## Dataset entries on figures
>> BEGIN

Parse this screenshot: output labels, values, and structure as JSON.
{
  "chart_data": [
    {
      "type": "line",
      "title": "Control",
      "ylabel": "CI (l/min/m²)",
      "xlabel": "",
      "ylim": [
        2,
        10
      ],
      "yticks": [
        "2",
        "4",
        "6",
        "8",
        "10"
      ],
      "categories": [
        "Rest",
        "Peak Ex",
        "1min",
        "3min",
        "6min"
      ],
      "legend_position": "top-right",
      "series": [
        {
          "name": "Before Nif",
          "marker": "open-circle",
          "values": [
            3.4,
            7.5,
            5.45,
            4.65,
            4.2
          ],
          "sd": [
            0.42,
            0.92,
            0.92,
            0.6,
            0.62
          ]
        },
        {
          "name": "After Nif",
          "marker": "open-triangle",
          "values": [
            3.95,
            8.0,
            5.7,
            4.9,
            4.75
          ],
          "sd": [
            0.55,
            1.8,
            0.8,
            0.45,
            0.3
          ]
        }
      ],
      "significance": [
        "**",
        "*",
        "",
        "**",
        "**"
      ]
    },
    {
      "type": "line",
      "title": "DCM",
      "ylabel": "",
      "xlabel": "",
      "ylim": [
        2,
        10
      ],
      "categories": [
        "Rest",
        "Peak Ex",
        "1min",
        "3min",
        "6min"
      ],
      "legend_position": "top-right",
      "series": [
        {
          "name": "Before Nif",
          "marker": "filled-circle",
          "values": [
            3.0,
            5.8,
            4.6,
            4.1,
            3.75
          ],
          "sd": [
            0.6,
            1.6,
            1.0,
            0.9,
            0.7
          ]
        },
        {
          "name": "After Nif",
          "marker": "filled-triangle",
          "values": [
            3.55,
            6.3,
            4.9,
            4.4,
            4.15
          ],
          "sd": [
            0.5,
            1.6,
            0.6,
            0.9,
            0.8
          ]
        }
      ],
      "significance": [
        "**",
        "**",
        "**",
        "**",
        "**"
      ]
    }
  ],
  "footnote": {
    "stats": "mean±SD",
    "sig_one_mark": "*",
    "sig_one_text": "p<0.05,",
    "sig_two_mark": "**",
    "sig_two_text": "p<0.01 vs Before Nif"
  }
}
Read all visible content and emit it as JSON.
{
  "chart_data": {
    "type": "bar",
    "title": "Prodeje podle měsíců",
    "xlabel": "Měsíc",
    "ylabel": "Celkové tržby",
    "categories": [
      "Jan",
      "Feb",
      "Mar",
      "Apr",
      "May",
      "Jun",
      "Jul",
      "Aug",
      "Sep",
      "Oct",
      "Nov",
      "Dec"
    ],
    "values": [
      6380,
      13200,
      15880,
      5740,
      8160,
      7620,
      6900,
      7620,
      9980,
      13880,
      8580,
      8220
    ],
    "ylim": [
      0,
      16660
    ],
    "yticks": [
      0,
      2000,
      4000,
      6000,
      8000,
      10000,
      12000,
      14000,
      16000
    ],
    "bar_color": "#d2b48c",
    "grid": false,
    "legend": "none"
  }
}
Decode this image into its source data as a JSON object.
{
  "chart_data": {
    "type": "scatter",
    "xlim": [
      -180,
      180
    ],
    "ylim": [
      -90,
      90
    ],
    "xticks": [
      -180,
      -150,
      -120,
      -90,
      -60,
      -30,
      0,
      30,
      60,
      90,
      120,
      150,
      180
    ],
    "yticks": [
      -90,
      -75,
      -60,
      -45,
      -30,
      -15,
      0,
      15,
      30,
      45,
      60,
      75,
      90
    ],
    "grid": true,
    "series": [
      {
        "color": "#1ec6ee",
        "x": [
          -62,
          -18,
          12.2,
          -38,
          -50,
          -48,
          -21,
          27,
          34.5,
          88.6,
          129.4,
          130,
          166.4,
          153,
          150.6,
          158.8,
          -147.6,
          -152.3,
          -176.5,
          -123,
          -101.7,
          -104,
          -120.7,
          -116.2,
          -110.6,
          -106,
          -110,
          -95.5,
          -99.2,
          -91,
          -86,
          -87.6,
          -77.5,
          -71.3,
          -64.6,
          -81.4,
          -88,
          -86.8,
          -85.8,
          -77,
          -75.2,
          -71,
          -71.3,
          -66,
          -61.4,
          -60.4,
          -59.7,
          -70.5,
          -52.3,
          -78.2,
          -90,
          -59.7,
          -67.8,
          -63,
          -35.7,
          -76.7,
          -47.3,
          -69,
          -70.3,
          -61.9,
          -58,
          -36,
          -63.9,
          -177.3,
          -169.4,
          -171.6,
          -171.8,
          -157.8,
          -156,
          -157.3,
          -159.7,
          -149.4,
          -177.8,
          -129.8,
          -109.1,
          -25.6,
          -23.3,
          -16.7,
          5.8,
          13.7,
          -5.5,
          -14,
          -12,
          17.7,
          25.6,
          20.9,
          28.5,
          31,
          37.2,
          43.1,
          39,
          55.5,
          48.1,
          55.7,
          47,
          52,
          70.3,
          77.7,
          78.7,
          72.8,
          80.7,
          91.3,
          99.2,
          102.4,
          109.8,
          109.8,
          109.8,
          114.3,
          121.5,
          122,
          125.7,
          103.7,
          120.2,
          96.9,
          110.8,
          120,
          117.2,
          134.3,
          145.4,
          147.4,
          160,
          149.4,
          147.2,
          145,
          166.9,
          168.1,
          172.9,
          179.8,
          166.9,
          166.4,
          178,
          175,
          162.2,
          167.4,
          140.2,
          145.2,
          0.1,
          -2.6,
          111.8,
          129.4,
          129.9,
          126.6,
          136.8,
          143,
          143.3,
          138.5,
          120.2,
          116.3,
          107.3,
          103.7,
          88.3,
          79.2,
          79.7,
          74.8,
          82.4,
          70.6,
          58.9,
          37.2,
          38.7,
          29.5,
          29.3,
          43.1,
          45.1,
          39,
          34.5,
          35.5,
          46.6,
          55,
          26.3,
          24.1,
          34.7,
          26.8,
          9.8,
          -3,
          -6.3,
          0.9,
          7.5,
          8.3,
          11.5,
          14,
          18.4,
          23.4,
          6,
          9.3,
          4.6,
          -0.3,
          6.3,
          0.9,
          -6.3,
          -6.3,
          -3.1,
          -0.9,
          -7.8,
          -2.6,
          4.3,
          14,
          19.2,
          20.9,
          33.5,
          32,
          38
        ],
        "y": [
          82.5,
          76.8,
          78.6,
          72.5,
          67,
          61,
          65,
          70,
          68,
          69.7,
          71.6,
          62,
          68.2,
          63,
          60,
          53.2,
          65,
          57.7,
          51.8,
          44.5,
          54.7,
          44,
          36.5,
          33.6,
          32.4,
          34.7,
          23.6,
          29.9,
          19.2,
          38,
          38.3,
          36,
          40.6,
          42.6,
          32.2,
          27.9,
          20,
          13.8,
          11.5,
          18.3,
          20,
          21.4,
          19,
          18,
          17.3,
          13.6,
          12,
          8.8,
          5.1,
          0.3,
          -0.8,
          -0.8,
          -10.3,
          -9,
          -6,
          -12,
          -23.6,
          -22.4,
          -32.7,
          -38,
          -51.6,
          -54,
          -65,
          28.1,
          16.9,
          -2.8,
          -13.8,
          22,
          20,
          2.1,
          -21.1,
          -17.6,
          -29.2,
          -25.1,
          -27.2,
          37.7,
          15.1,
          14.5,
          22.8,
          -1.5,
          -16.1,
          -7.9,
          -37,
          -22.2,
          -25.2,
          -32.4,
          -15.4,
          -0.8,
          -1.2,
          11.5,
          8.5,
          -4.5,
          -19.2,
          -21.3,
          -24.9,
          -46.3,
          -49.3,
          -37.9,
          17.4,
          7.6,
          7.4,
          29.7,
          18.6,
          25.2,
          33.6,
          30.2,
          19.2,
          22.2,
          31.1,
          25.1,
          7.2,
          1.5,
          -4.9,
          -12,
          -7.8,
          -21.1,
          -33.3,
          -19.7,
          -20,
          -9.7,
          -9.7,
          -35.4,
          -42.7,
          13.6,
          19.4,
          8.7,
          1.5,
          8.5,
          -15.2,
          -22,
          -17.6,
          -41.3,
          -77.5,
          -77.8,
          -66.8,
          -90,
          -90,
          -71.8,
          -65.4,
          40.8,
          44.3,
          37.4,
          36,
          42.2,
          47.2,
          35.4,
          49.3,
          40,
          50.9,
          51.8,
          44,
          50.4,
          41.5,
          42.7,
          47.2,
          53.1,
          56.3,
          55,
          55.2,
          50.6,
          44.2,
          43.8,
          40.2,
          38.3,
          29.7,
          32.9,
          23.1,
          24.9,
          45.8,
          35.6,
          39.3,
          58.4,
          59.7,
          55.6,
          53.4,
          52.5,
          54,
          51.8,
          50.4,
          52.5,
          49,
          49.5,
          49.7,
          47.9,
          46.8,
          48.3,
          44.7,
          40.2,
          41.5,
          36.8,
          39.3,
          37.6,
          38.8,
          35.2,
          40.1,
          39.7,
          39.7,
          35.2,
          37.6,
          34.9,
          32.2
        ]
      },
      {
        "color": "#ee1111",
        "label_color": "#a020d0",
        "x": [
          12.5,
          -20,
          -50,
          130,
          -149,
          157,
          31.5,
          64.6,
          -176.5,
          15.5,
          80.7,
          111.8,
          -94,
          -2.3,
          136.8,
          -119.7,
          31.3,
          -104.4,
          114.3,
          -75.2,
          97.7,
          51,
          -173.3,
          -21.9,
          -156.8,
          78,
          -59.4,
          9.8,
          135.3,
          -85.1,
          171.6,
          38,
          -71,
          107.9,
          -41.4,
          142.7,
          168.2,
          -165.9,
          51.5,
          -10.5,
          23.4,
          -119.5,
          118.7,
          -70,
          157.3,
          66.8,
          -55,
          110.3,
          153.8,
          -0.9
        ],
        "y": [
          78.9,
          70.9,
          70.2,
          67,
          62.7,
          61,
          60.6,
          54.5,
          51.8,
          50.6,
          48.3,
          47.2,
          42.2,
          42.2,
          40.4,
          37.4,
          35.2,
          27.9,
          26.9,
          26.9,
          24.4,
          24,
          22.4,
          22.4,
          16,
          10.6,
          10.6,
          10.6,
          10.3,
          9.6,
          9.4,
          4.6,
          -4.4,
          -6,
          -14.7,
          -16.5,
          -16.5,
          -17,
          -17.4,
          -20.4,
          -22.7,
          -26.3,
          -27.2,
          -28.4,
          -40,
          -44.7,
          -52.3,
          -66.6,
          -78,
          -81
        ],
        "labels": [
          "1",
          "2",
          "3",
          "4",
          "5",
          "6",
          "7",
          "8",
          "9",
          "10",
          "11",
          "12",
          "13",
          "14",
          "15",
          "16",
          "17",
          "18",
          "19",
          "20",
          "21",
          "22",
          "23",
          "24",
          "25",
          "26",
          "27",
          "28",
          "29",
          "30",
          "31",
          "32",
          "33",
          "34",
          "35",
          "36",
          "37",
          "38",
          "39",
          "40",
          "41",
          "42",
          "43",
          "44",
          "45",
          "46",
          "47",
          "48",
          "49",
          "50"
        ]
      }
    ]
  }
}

>> END

## WRITTEN TASK
Identify the lines of the entries containing the string "JSON". Copy each such line.

## SOLUTION FOR THIS PROBLEM
Parse this screenshot: output labels, values, and structure as JSON.
Read all visible content and emit it as JSON.
Decode this image into its source data as a JSON object.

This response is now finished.